(Data records)
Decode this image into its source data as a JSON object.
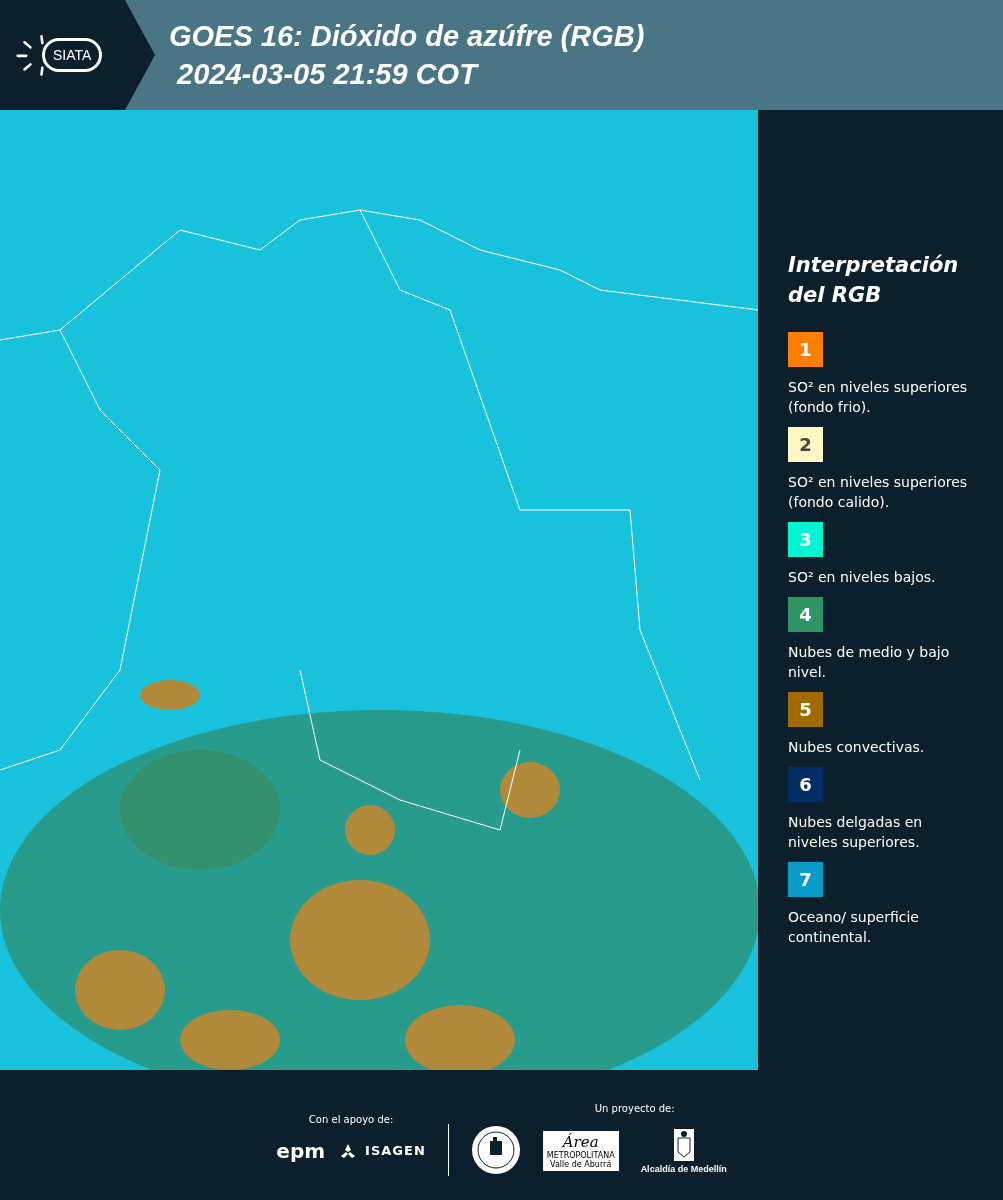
{
  "header": {
    "logo_text": "SIATA",
    "title": "GOES 16: Dióxido de azúfre (RGB)",
    "timestamp": "2024-03-05 21:59 COT"
  },
  "legend": {
    "title": "Interpretación del RGB",
    "items": [
      {
        "number": "1",
        "color": "#ff7f00",
        "text": "SO² en niveles superiores (fondo frio)."
      },
      {
        "number": "2",
        "color": "#fff8c0",
        "text": "SO² en niveles superiores (fondo calido)."
      },
      {
        "number": "3",
        "color": "#00f5d0",
        "text": "SO² en niveles bajos."
      },
      {
        "number": "4",
        "color": "#2e9464",
        "text": "Nubes de medio y bajo nivel."
      },
      {
        "number": "5",
        "color": "#a06a00",
        "text": "Nubes convectivas."
      },
      {
        "number": "6",
        "color": "#002e63",
        "text": "Nubes delgadas en niveles superiores."
      },
      {
        "number": "7",
        "color": "#0a9ac8",
        "text": "Oceano/ superficie continental."
      }
    ]
  },
  "footer": {
    "support_label": "Con el apoyo de:",
    "support_logos": [
      "epm",
      "ISAGEN"
    ],
    "project_label": "Un proyecto de:",
    "area_logo": {
      "mark": "Área",
      "line1": "METROPOLITANA",
      "line2": "Valle de Aburrá"
    },
    "city_logo": "Alcaldía de Medellín"
  }
}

INSTRUCTIONS FOR THE TASK
Each line with the string "Nubes" in it needs to be found and copied.

SOLUTION TO THIS PROBLEM
        "text": "Nubes de medio y bajo nivel."
        "text": "Nubes convectivas."
        "text": "Nubes delgadas en niveles superiores."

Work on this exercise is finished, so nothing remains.